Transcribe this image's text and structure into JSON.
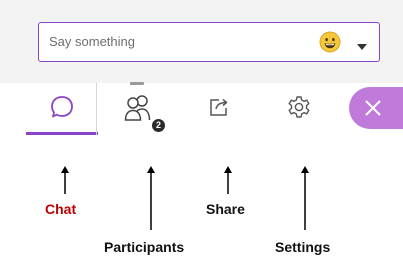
{
  "chat_input": {
    "placeholder": "Say something",
    "emoji_icon": "smiley-face-icon",
    "dropdown_icon": "caret-down-icon"
  },
  "toolbar": {
    "tabs": [
      {
        "id": "chat",
        "icon": "speech-bubble-icon",
        "selected": true
      },
      {
        "id": "participants",
        "icon": "people-icon",
        "badge": "2"
      },
      {
        "id": "share",
        "icon": "share-icon"
      },
      {
        "id": "settings",
        "icon": "gear-icon"
      }
    ],
    "close_icon": "close-icon"
  },
  "annotations": {
    "chat": "Chat",
    "participants": "Participants",
    "share": "Share",
    "settings": "Settings"
  },
  "colors": {
    "accent": "#8a43c9",
    "close_button": "#c07ad9",
    "chat_label": "#c00000",
    "label": "#111111"
  }
}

▶ **What you have to do**: All records should be output exactly, with the pictures left out.

▶ **Complete response**:
Transcribe this image's text and structure into JSON.
{
  "chat_input": {
    "placeholder": "Say something",
    "emoji_icon": "smiley-face-icon",
    "dropdown_icon": "caret-down-icon"
  },
  "toolbar": {
    "tabs": [
      {
        "id": "chat",
        "icon": "speech-bubble-icon",
        "selected": true
      },
      {
        "id": "participants",
        "icon": "people-icon",
        "badge": "2"
      },
      {
        "id": "share",
        "icon": "share-icon"
      },
      {
        "id": "settings",
        "icon": "gear-icon"
      }
    ],
    "close_icon": "close-icon"
  },
  "annotations": {
    "chat": "Chat",
    "participants": "Participants",
    "share": "Share",
    "settings": "Settings"
  },
  "colors": {
    "accent": "#8a43c9",
    "close_button": "#c07ad9",
    "chat_label": "#c00000",
    "label": "#111111"
  }
}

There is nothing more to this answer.